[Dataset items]
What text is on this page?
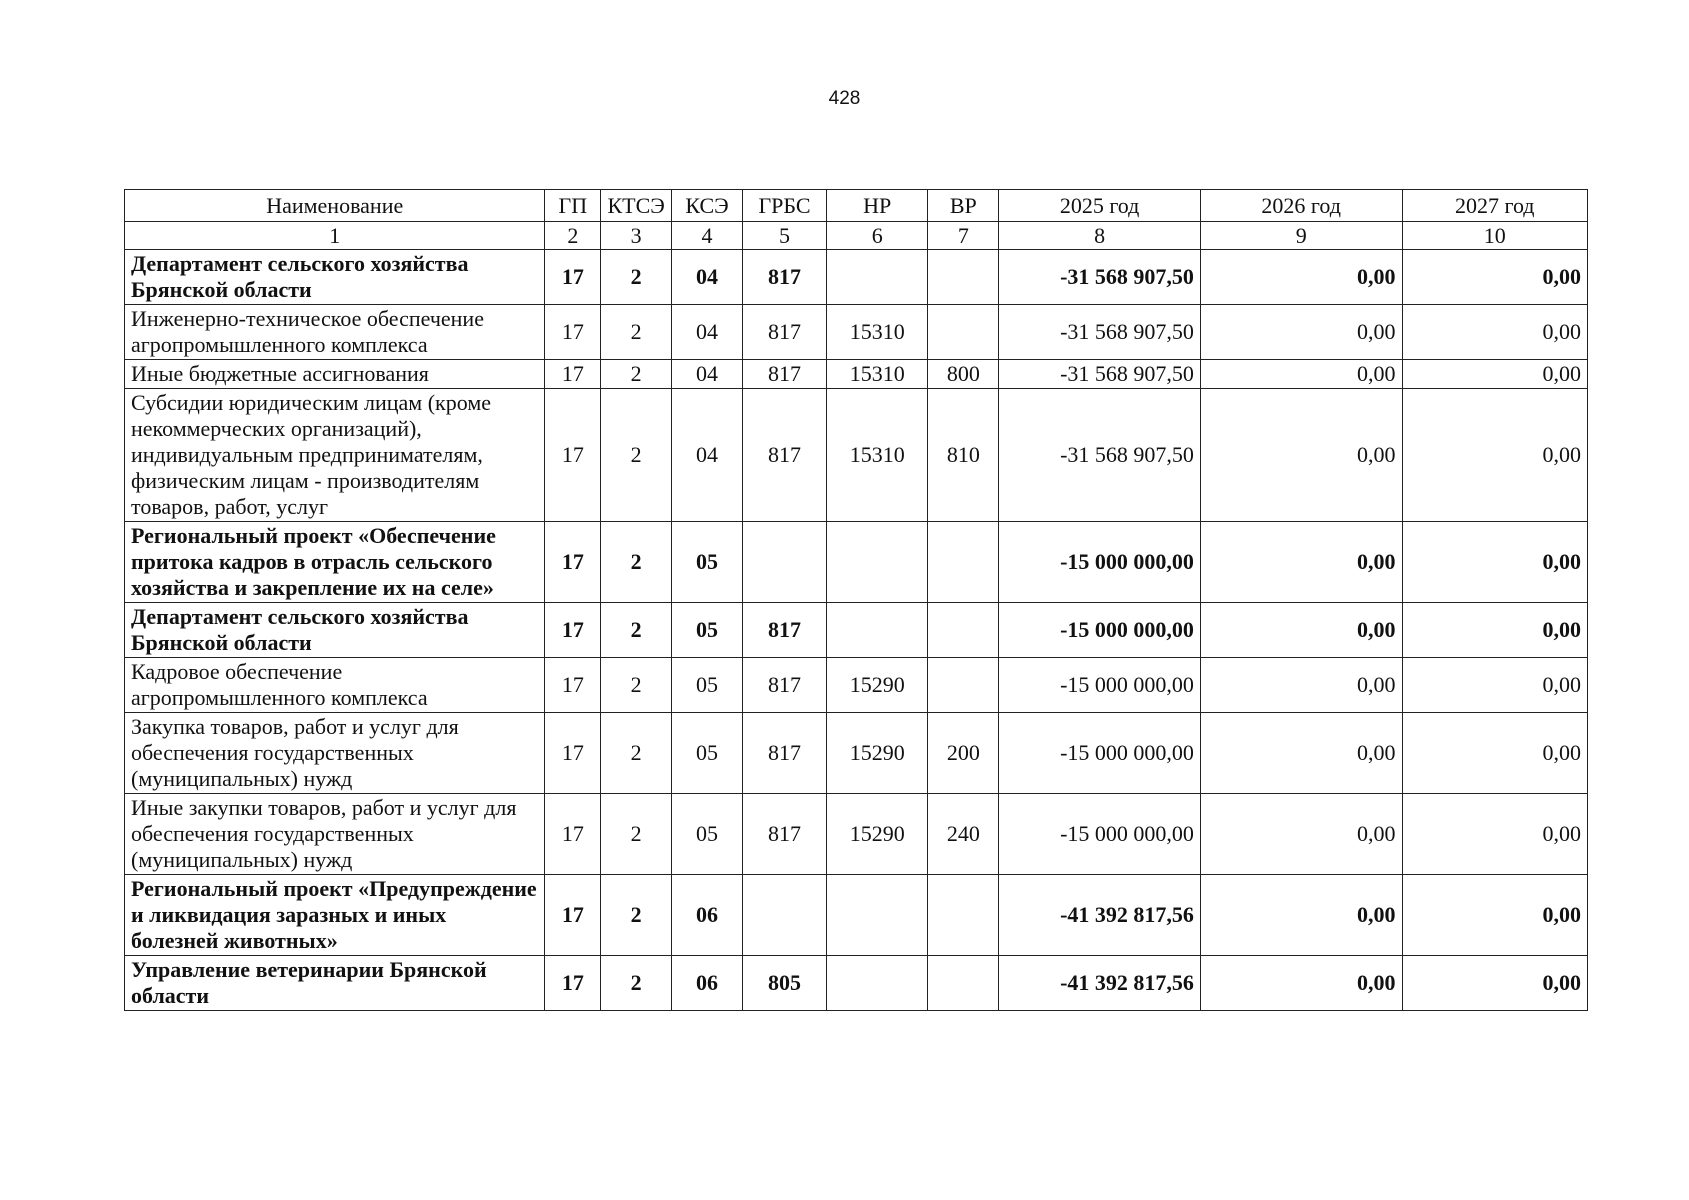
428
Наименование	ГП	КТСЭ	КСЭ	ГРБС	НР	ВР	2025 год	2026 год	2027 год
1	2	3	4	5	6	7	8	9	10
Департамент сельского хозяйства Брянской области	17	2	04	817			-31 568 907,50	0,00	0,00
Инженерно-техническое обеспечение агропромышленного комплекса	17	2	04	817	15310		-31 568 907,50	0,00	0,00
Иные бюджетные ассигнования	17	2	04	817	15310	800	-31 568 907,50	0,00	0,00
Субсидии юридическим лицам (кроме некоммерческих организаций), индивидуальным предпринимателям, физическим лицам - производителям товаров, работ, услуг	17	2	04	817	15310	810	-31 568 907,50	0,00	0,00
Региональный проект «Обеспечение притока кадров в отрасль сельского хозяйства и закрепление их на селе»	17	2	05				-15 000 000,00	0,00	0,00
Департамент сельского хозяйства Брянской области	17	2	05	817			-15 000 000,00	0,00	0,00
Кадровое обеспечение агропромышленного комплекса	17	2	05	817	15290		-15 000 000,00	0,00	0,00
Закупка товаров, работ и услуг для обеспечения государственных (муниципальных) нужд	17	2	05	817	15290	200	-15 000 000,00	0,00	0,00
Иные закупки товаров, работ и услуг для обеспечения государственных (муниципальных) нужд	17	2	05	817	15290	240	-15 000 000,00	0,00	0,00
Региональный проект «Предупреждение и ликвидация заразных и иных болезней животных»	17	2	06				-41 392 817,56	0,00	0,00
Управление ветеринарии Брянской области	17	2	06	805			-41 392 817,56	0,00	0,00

## Stated exercise:
Every line above that contains the word "обеспечения" should be reported.

## Output for this task:
Закупка товаров, работ и услуг для обеспечения государственных (муниципальных) нужд	17	2	05	817	15290	200	-15 000 000,00	0,00	0,00
Иные закупки товаров, работ и услуг для обеспечения государственных (муниципальных) нужд	17	2	05	817	15290	240	-15 000 000,00	0,00	0,00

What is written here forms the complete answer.